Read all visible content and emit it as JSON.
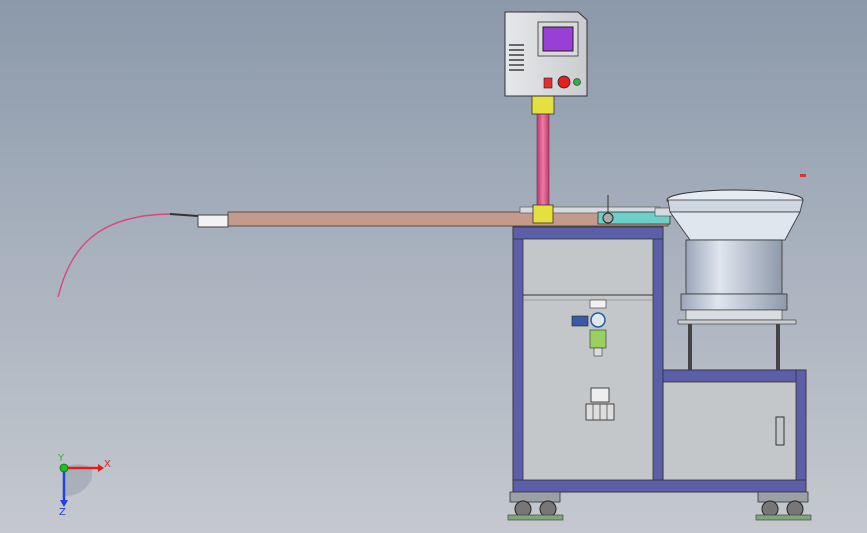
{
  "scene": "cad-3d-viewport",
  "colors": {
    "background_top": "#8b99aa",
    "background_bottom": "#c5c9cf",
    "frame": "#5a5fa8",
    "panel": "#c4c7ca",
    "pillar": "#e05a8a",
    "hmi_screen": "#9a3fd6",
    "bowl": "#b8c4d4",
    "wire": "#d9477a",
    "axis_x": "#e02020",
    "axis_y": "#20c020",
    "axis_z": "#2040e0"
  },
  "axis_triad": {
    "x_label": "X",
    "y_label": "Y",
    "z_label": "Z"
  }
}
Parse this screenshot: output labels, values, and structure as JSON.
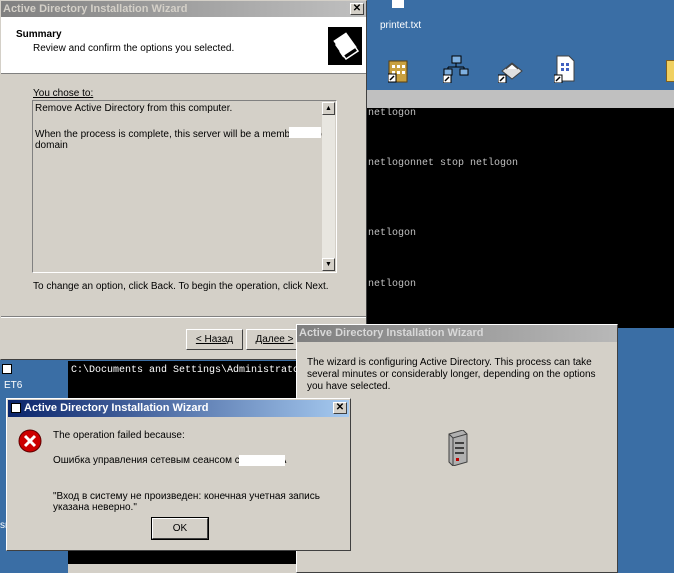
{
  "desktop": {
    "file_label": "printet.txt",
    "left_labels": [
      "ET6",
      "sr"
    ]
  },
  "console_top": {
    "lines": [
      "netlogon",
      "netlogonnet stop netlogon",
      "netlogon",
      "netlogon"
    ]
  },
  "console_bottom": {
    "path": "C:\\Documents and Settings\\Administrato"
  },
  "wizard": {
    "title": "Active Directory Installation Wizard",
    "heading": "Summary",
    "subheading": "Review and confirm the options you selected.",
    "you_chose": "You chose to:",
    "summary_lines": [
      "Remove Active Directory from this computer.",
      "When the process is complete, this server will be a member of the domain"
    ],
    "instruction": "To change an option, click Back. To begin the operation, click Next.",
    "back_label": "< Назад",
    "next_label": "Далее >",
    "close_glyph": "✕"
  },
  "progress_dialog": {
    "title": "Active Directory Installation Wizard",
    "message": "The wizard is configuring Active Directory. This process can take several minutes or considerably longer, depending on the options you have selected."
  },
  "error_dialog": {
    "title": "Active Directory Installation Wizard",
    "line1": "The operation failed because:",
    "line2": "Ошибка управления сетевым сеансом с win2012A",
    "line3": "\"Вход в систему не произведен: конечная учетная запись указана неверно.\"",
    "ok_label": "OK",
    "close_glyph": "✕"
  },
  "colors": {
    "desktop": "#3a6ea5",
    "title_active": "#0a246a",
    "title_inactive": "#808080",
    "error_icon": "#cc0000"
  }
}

> **Prompt**: Of the lines in the records, determine how many contain the word "selected", and report that number alone.

> **Output for this task**: 2